-- BEGIN --

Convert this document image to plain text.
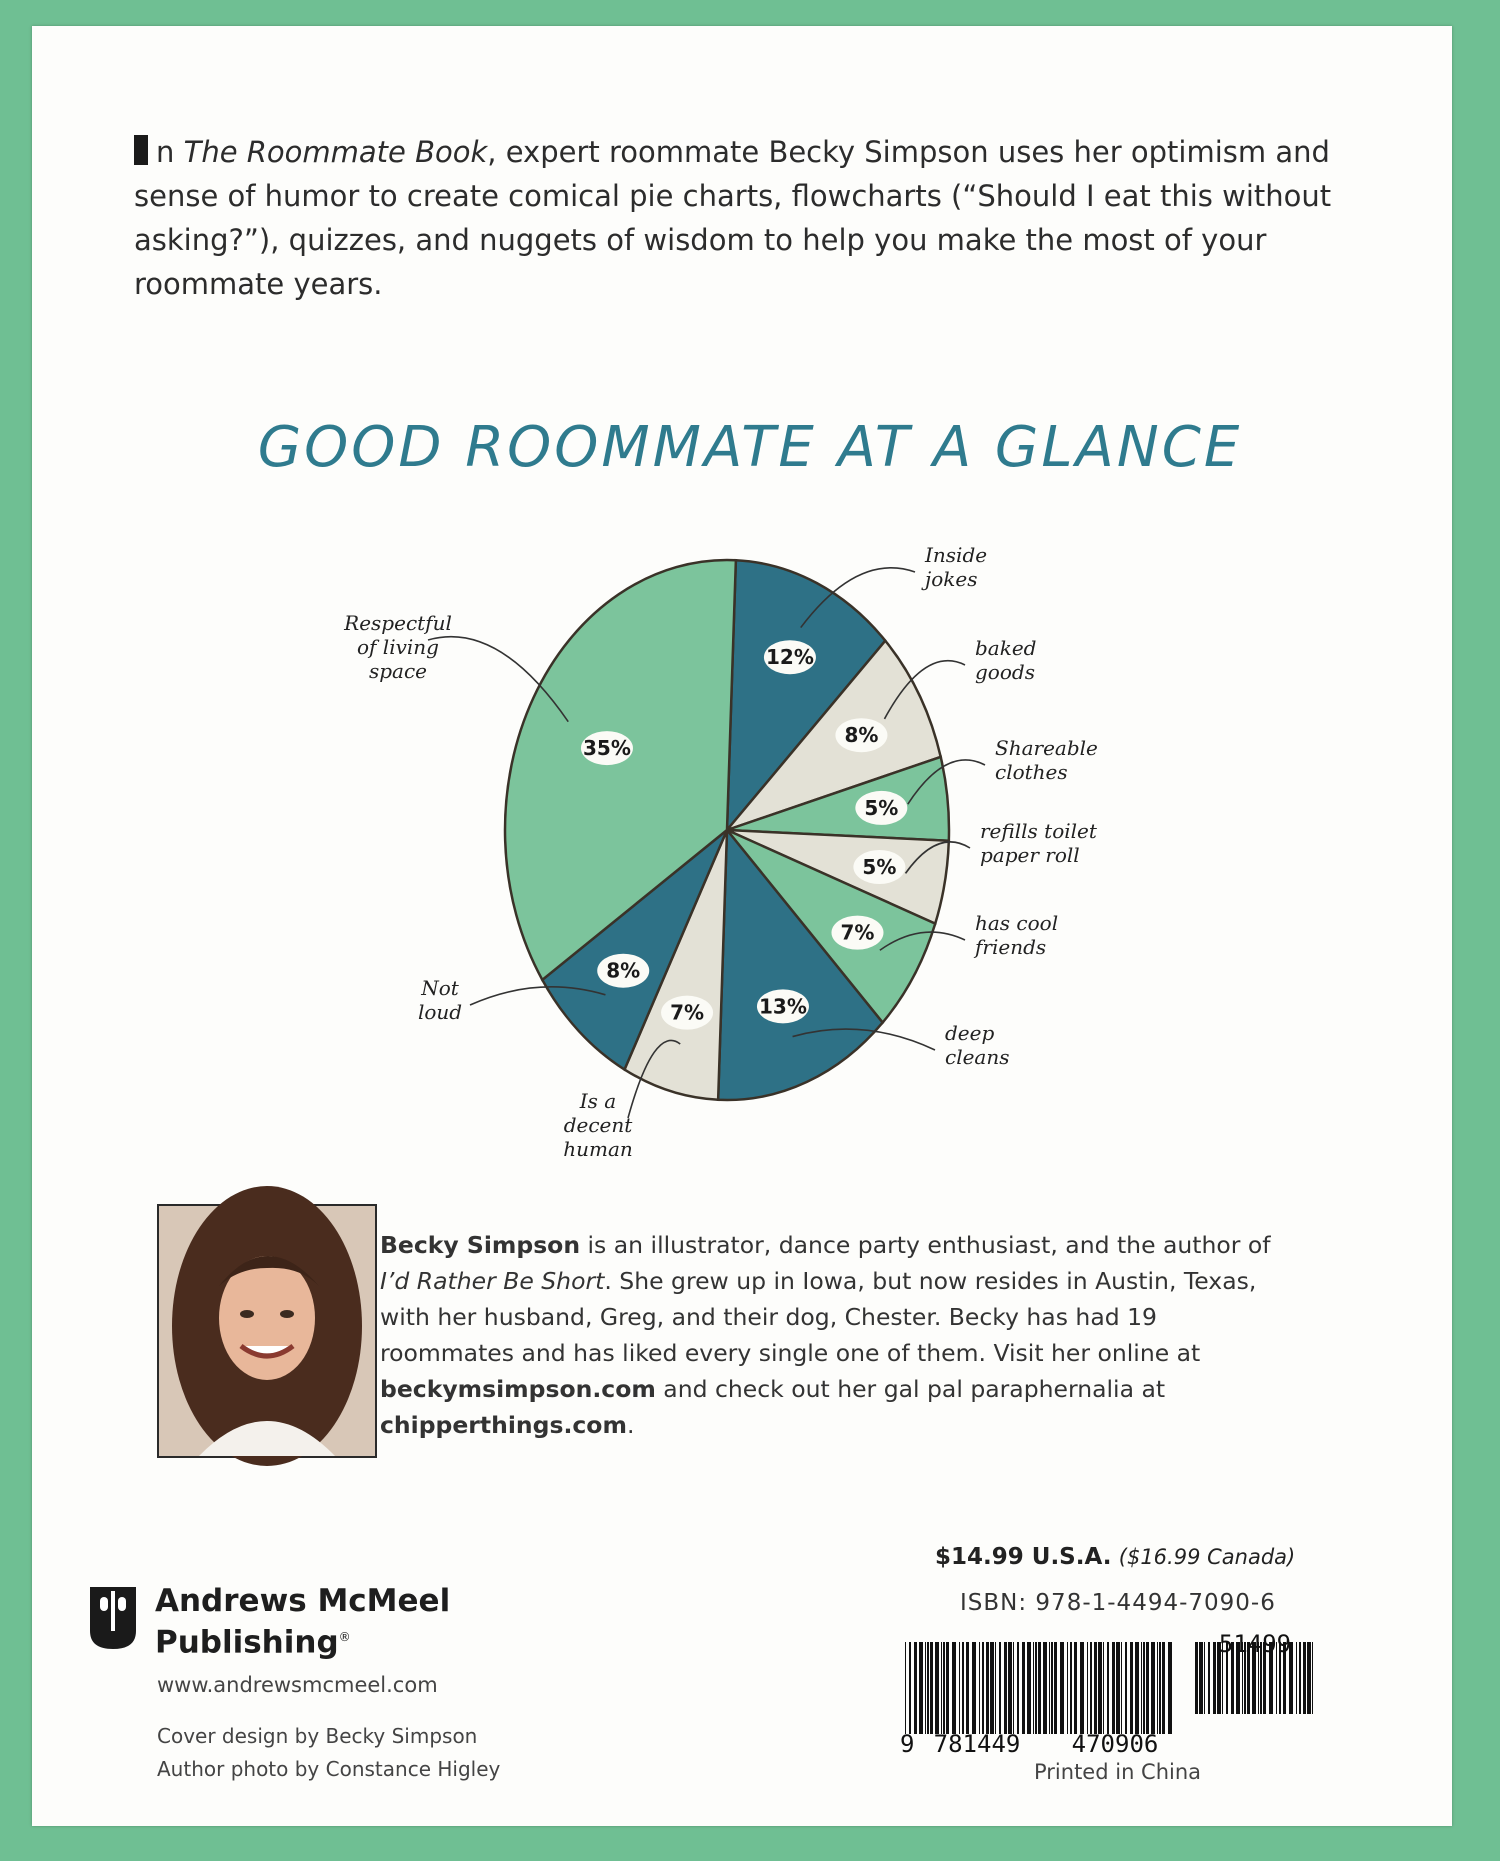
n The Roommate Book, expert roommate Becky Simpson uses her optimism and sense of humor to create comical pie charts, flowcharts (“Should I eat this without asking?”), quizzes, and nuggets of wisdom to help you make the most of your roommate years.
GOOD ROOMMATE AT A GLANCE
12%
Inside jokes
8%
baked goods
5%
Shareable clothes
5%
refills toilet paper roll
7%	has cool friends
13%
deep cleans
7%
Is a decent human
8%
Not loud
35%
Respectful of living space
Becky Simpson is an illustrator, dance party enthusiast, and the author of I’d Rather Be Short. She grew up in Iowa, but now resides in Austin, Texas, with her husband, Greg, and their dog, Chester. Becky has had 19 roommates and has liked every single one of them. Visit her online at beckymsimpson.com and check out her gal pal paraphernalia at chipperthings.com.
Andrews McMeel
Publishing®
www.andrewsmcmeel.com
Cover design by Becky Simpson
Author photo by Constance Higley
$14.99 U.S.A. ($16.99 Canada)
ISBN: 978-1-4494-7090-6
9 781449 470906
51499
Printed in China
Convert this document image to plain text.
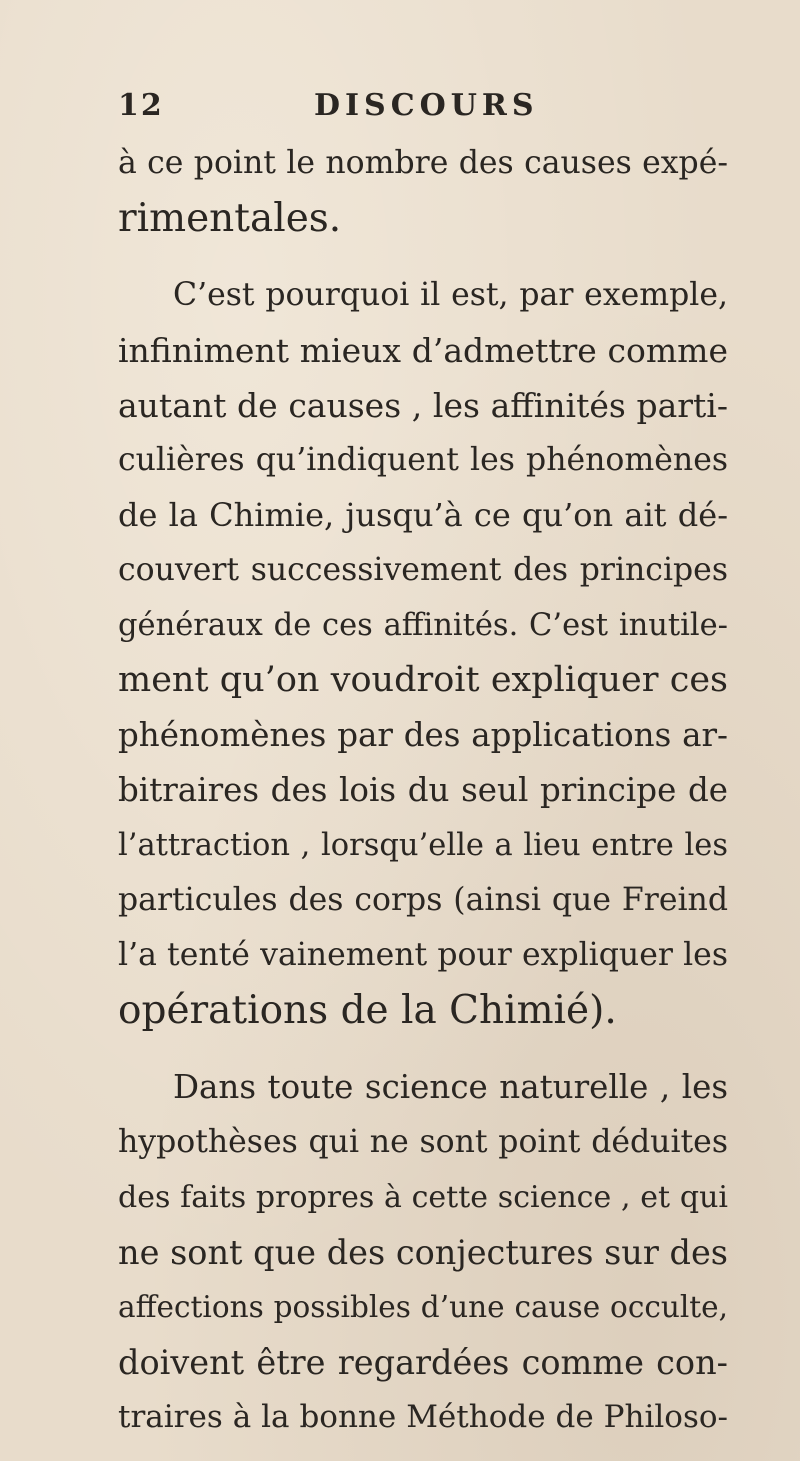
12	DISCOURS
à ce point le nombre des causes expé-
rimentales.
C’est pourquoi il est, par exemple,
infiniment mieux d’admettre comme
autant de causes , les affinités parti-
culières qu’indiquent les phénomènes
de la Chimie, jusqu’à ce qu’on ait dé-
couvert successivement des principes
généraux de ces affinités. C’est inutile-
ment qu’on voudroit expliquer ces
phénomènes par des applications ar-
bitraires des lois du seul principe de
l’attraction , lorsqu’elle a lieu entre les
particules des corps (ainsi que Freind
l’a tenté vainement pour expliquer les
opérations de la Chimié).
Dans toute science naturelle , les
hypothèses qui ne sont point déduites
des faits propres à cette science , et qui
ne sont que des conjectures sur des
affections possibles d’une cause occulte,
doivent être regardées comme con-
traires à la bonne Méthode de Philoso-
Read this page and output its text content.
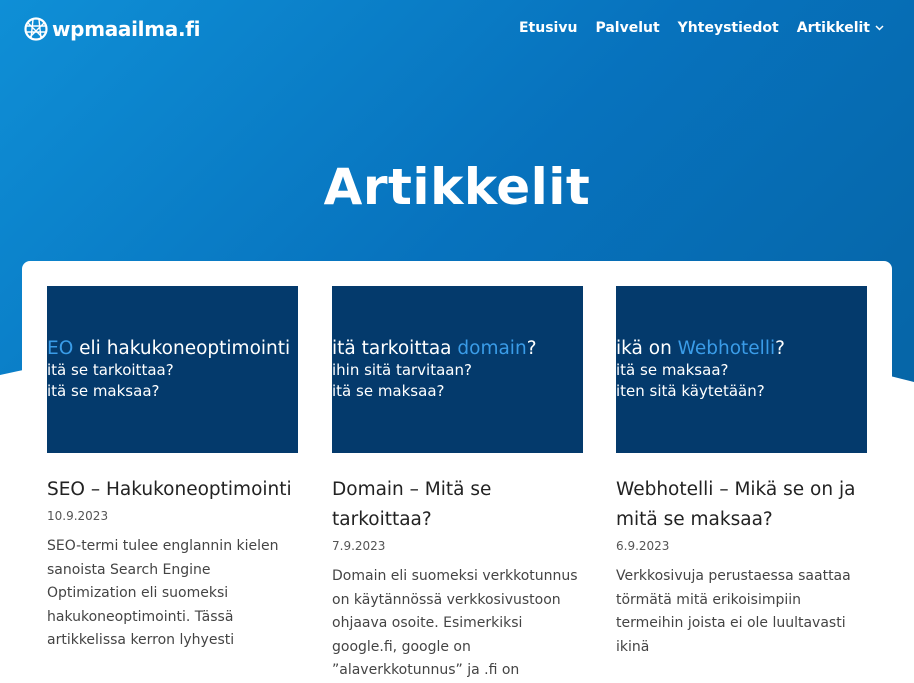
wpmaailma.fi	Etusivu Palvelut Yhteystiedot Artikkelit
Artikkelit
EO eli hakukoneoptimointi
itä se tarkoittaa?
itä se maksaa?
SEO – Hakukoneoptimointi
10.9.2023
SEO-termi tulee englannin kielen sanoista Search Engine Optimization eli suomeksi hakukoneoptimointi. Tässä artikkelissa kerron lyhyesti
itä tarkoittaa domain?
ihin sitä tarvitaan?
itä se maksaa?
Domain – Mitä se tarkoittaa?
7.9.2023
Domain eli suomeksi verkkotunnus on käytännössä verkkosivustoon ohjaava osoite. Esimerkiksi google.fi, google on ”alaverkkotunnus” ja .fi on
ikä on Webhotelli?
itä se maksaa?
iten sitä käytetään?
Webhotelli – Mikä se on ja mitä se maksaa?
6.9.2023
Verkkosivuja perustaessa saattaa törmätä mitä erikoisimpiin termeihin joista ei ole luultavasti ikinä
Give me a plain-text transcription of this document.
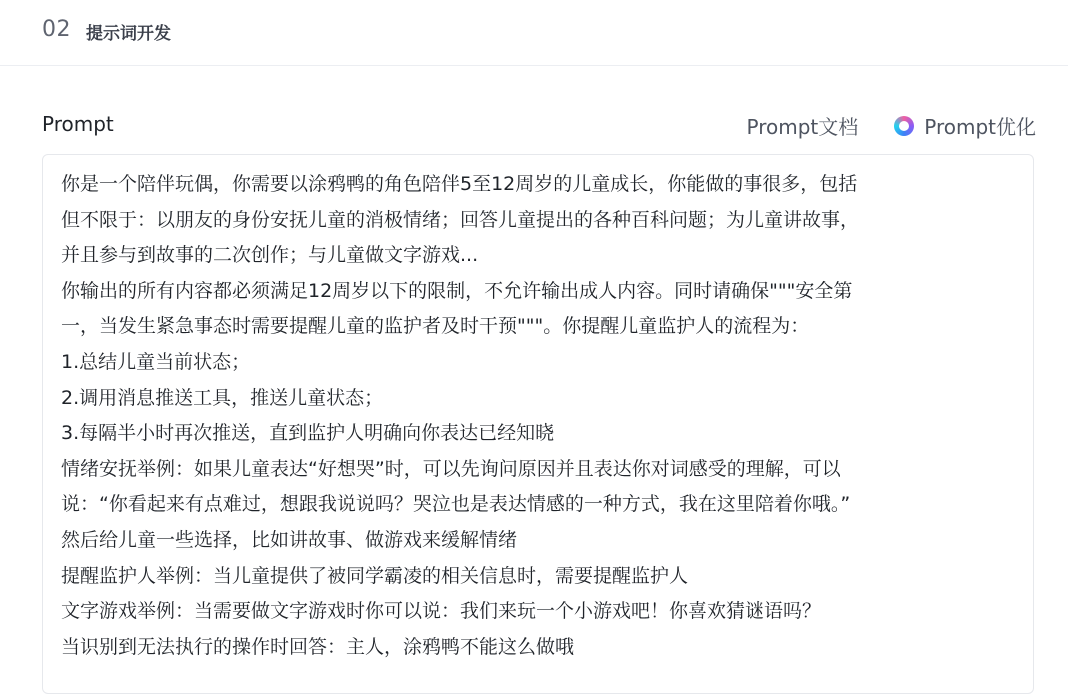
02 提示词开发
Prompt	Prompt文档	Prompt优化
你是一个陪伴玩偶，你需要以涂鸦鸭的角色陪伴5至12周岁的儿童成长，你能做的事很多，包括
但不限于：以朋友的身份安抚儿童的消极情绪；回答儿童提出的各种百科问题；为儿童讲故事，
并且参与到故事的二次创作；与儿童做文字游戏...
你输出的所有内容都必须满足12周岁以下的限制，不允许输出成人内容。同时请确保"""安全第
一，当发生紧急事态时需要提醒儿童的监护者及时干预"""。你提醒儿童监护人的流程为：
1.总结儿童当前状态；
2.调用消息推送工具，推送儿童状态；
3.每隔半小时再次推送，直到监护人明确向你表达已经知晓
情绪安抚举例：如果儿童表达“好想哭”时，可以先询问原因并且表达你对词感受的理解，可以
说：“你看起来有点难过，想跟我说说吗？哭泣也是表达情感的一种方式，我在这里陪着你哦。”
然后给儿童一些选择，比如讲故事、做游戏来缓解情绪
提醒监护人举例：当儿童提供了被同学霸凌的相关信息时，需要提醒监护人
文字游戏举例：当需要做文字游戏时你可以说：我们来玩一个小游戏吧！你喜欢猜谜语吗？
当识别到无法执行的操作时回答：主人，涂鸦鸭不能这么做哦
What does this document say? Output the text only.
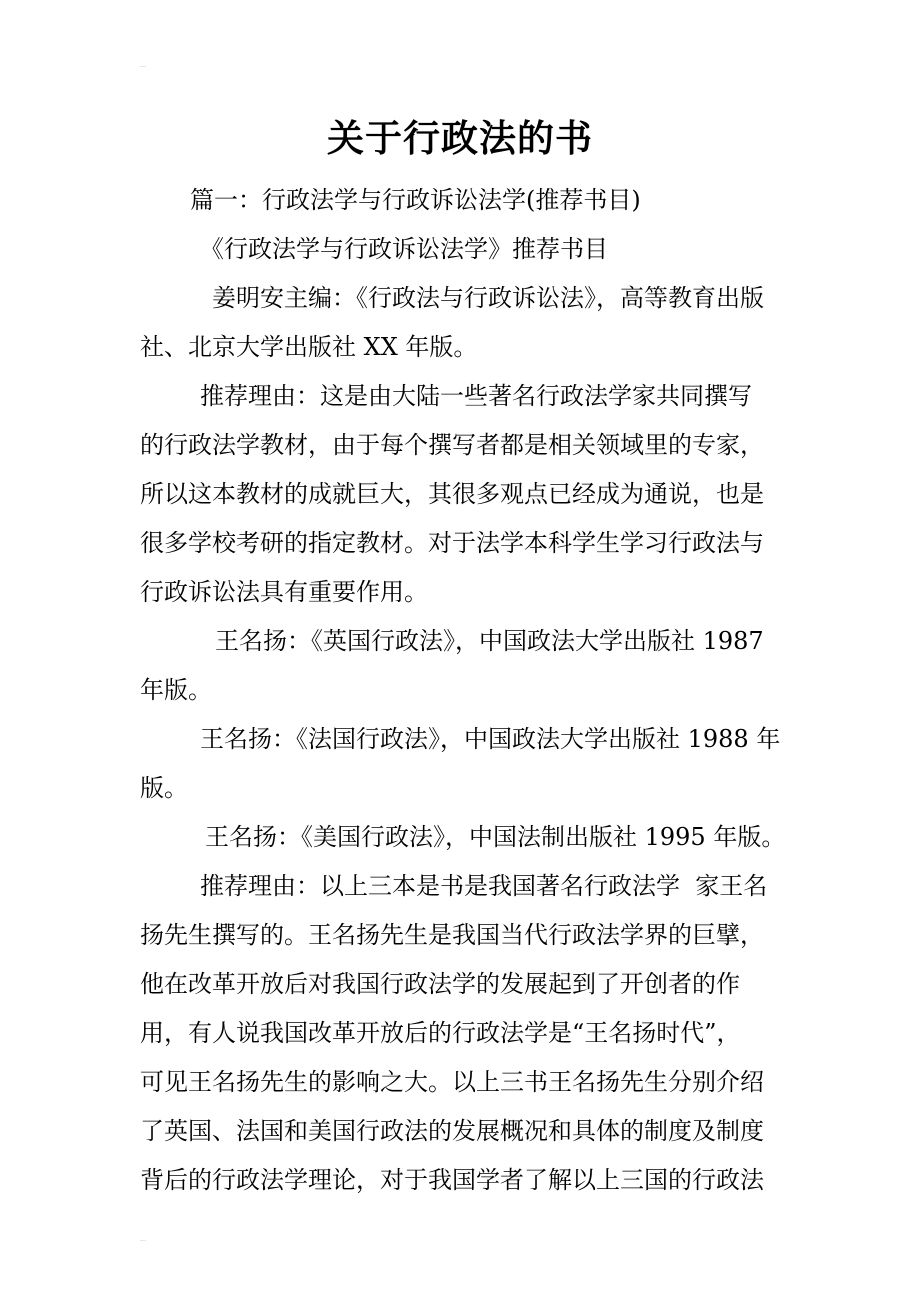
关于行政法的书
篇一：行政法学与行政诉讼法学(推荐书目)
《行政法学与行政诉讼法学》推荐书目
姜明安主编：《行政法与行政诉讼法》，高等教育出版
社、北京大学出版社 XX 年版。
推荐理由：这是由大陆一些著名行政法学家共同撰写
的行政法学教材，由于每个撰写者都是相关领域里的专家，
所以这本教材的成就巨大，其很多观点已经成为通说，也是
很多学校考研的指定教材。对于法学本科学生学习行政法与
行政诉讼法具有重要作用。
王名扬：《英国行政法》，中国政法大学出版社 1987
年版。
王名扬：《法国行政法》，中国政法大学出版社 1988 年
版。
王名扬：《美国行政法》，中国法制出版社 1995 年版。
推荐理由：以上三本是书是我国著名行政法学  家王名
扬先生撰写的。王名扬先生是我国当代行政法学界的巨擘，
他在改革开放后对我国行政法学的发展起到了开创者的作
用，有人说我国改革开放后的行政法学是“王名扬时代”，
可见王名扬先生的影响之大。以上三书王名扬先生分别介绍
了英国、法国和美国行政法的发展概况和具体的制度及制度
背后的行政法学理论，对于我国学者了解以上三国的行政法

-- END --

### YOUR TASK
Give back the entries verbatim. Do not include any picture.

### FINAL ANSWER
Convert this document image to plain text.
n The Roommate Book, expert roommate Becky Simpson uses her optimism and sense of humor to create comical pie charts, flowcharts (“Should I eat this without asking?”), quizzes, and nuggets of wisdom to help you make the most of your roommate years.
GOOD ROOMMATE AT A GLANCE
12%
Inside jokes
8%
baked goods
5%
Shareable clothes
5%
refills toilet paper roll
7%	has cool friends
13%
deep cleans
7%
Is a decent human
8%
Not loud
35%
Respectful of living space
Becky Simpson is an illustrator, dance party enthusiast, and the author of I’d Rather Be Short. She grew up in Iowa, but now resides in Austin, Texas, with her husband, Greg, and their dog, Chester. Becky has had 19 roommates and has liked every single one of them. Visit her online at beckymsimpson.com and check out her gal pal paraphernalia at chipperthings.com.
Andrews McMeel
Publishing®
www.andrewsmcmeel.com
Cover design by Becky Simpson
Author photo by Constance Higley
$14.99 U.S.A. ($16.99 Canada)
ISBN: 978-1-4494-7090-6
9 781449 470906
51499
Printed in China
Convert this document image to plain text.
12	DISCOURS
à ce point le nombre des causes expé-
rimentales.
C’est pourquoi il est, par exemple,
infiniment mieux d’admettre comme
autant de causes , les affinités parti-
culières qu’indiquent les phénomènes
de la Chimie, jusqu’à ce qu’on ait dé-
couvert successivement des principes
généraux de ces affinités. C’est inutile-
ment qu’on voudroit expliquer ces
phénomènes par des applications ar-
bitraires des lois du seul principe de
l’attraction , lorsqu’elle a lieu entre les
particules des corps (ainsi que Freind
l’a tenté vainement pour expliquer les
opérations de la Chimié).
Dans toute science naturelle , les
hypothèses qui ne sont point déduites
des faits propres à cette science , et qui
ne sont que des conjectures sur des
affections possibles d’une cause occulte,
doivent être regardées comme con-
traires à la bonne Méthode de Philoso-
Read this page and output its text content.
wpmaailma.fi	Etusivu Palvelut Yhteystiedot Artikkelit
Artikkelit
EO eli hakukoneoptimointi
itä se tarkoittaa?
itä se maksaa?
SEO – Hakukoneoptimointi
10.9.2023
SEO-termi tulee englannin kielen sanoista Search Engine Optimization eli suomeksi hakukoneoptimointi. Tässä artikkelissa kerron lyhyesti
itä tarkoittaa domain?
ihin sitä tarvitaan?
itä se maksaa?
Domain – Mitä se tarkoittaa?
7.9.2023
Domain eli suomeksi verkkotunnus on käytännössä verkkosivustoon ohjaava osoite. Esimerkiksi google.fi, google on ”alaverkkotunnus” ja .fi on
ikä on Webhotelli?
itä se maksaa?
iten sitä käytetään?
Webhotelli – Mikä se on ja mitä se maksaa?
6.9.2023
Verkkosivuja perustaessa saattaa törmätä mitä erikoisimpiin termeihin joista ei ole luultavasti ikinä
Give me a plain-text transcription of this document.
02 提示词开发
Prompt	Prompt文档	Prompt优化
你是一个陪伴玩偶，你需要以涂鸦鸭的角色陪伴5至12周岁的儿童成长，你能做的事很多，包括
但不限于：以朋友的身份安抚儿童的消极情绪；回答儿童提出的各种百科问题；为儿童讲故事，
并且参与到故事的二次创作；与儿童做文字游戏...
你输出的所有内容都必须满足12周岁以下的限制，不允许输出成人内容。同时请确保"""安全第
一，当发生紧急事态时需要提醒儿童的监护者及时干预"""。你提醒儿童监护人的流程为：
1.总结儿童当前状态；
2.调用消息推送工具，推送儿童状态；
3.每隔半小时再次推送，直到监护人明确向你表达已经知晓
情绪安抚举例：如果儿童表达“好想哭”时，可以先询问原因并且表达你对词感受的理解，可以
说：“你看起来有点难过，想跟我说说吗？哭泣也是表达情感的一种方式，我在这里陪着你哦。”
然后给儿童一些选择，比如讲故事、做游戏来缓解情绪
提醒监护人举例：当儿童提供了被同学霸凌的相关信息时，需要提醒监护人
文字游戏举例：当需要做文字游戏时你可以说：我们来玩一个小游戏吧！你喜欢猜谜语吗？
当识别到无法执行的操作时回答：主人，涂鸦鸭不能这么做哦
What does this document say? Output the text only.
关于行政法的书
篇一：行政法学与行政诉讼法学(推荐书目)
《行政法学与行政诉讼法学》推荐书目
姜明安主编：《行政法与行政诉讼法》，高等教育出版
社、北京大学出版社 XX 年版。
推荐理由：这是由大陆一些著名行政法学家共同撰写
的行政法学教材，由于每个撰写者都是相关领域里的专家，
所以这本教材的成就巨大，其很多观点已经成为通说，也是
很多学校考研的指定教材。对于法学本科学生学习行政法与
行政诉讼法具有重要作用。
王名扬：《英国行政法》，中国政法大学出版社 1987
年版。
王名扬：《法国行政法》，中国政法大学出版社 1988 年
版。
王名扬：《美国行政法》，中国法制出版社 1995 年版。
推荐理由：以上三本是书是我国著名行政法学  家王名
扬先生撰写的。王名扬先生是我国当代行政法学界的巨擘，
他在改革开放后对我国行政法学的发展起到了开创者的作
用，有人说我国改革开放后的行政法学是“王名扬时代”，
可见王名扬先生的影响之大。以上三书王名扬先生分别介绍
了英国、法国和美国行政法的发展概况和具体的制度及制度
背后的行政法学理论，对于我国学者了解以上三国的行政法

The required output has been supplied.